::: INPUT RECORDS
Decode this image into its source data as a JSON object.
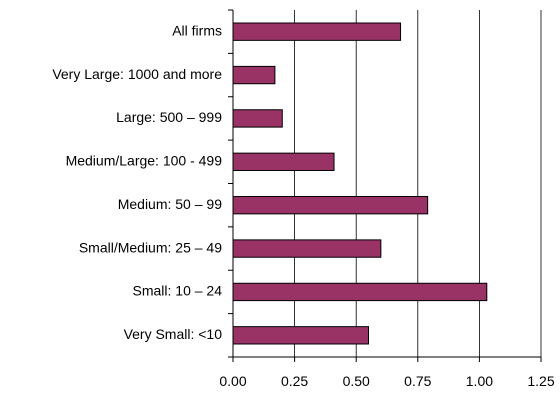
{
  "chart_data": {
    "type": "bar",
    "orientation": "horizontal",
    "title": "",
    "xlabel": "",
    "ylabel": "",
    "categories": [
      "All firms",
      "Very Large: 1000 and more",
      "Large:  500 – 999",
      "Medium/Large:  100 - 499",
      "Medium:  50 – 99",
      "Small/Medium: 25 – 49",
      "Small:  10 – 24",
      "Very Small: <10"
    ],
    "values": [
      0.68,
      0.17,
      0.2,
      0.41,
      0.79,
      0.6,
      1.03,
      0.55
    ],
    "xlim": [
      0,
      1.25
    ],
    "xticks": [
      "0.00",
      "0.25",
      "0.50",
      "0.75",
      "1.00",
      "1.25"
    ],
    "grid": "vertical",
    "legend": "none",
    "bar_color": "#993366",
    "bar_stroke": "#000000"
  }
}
::::::
GIVEN REQUEST ▸
Where a line holds the string "Medium", copy that line.

COMPLETE ANSWER ▸
      "Medium/Large:  100 - 499",
      "Medium:  50 – 99",
      "Small/Medium: 25 – 49",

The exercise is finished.